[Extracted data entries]

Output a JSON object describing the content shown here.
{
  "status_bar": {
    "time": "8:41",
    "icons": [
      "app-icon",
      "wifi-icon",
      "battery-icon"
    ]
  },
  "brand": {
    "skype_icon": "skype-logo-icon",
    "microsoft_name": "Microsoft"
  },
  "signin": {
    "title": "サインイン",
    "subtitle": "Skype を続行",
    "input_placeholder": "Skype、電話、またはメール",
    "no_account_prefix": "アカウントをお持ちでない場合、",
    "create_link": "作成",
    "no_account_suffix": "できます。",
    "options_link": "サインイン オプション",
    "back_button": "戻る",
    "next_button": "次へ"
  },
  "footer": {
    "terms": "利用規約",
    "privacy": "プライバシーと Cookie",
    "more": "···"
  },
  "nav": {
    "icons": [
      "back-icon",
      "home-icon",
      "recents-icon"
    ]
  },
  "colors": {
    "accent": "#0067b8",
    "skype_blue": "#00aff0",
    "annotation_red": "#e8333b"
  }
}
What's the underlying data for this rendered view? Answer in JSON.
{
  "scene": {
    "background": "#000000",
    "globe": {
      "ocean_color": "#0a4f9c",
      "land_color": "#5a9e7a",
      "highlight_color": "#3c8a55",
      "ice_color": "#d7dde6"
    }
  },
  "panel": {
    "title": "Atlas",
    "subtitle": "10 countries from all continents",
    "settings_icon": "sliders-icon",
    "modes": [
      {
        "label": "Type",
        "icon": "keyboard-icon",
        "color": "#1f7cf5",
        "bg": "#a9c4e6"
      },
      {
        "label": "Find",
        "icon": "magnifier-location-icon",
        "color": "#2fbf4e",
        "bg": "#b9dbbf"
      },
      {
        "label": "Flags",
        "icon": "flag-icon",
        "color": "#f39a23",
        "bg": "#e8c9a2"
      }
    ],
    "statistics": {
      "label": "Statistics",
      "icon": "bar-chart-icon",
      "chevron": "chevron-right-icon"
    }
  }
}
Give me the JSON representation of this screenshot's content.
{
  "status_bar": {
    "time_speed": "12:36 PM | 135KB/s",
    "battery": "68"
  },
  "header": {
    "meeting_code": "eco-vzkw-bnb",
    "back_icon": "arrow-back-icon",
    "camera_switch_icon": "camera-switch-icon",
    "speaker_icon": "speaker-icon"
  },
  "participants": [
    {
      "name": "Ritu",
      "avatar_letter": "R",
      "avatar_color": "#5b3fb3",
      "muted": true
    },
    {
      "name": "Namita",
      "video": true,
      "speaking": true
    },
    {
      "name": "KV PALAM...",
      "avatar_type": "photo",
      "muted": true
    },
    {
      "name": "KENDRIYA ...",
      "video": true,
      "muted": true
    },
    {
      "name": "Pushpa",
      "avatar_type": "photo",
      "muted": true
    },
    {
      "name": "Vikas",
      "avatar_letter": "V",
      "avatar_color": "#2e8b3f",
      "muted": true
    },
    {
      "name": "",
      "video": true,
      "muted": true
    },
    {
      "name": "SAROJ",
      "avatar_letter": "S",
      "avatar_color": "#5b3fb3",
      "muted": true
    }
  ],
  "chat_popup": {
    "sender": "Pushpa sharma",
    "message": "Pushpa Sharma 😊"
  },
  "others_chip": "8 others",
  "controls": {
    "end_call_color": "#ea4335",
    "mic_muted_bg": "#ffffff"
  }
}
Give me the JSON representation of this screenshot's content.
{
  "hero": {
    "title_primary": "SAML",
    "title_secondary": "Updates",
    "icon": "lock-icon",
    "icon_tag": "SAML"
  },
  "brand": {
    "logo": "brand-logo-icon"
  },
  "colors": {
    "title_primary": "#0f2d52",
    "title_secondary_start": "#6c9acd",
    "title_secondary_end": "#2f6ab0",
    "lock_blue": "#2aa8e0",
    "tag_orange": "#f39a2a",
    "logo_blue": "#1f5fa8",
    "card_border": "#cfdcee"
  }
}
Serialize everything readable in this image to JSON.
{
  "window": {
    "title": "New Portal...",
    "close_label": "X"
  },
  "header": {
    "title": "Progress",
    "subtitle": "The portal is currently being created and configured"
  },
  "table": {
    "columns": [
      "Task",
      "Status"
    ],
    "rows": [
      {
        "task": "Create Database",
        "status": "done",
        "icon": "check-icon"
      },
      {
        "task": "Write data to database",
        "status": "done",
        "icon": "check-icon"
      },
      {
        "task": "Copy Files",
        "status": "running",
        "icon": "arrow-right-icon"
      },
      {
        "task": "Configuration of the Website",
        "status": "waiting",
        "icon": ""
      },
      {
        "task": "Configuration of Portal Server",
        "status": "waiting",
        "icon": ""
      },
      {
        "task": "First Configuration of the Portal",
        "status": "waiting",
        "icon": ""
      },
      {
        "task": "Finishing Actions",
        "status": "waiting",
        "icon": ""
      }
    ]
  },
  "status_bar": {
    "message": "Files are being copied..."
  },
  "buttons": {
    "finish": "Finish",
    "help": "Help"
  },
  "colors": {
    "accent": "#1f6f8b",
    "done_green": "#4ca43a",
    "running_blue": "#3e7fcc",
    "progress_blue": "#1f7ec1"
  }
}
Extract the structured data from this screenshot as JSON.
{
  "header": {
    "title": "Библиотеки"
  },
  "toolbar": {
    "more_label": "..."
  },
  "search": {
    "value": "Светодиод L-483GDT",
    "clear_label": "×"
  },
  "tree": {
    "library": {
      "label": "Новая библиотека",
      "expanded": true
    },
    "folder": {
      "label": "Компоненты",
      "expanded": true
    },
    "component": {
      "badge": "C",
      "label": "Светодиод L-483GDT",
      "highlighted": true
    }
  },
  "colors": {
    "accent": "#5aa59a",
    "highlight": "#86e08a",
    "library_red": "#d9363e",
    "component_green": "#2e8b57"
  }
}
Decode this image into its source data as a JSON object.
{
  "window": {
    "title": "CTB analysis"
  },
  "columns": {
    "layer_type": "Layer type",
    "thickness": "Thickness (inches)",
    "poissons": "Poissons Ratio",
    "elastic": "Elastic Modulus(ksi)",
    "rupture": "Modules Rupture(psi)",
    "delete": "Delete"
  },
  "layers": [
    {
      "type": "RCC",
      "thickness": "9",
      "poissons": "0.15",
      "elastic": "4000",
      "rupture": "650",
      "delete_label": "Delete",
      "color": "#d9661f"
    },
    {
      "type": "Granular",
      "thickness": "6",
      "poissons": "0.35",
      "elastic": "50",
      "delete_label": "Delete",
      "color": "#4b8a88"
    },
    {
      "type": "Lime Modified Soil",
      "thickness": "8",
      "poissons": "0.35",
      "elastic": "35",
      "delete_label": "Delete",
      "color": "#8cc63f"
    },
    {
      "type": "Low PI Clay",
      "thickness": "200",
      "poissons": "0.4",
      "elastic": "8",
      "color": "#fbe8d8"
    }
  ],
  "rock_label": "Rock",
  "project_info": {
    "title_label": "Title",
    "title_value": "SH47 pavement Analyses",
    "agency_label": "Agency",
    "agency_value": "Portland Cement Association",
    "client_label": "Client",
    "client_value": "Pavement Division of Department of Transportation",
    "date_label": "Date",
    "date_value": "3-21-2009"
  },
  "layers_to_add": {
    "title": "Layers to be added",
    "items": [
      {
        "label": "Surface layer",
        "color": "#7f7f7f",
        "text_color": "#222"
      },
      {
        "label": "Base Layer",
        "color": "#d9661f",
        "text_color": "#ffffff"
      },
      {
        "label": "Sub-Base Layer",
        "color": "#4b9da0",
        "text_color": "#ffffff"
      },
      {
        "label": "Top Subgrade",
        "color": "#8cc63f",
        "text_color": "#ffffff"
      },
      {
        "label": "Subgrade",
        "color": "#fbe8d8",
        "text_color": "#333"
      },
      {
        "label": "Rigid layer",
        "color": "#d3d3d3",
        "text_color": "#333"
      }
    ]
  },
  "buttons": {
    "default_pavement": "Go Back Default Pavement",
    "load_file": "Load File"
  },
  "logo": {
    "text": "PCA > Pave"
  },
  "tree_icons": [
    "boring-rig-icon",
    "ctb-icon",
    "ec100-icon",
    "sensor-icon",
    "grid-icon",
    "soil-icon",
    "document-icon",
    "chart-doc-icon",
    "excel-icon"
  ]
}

◆ Stated goal: Find how many lines include the string "arrow" and report that number alone.

◆ Answer to the task: 2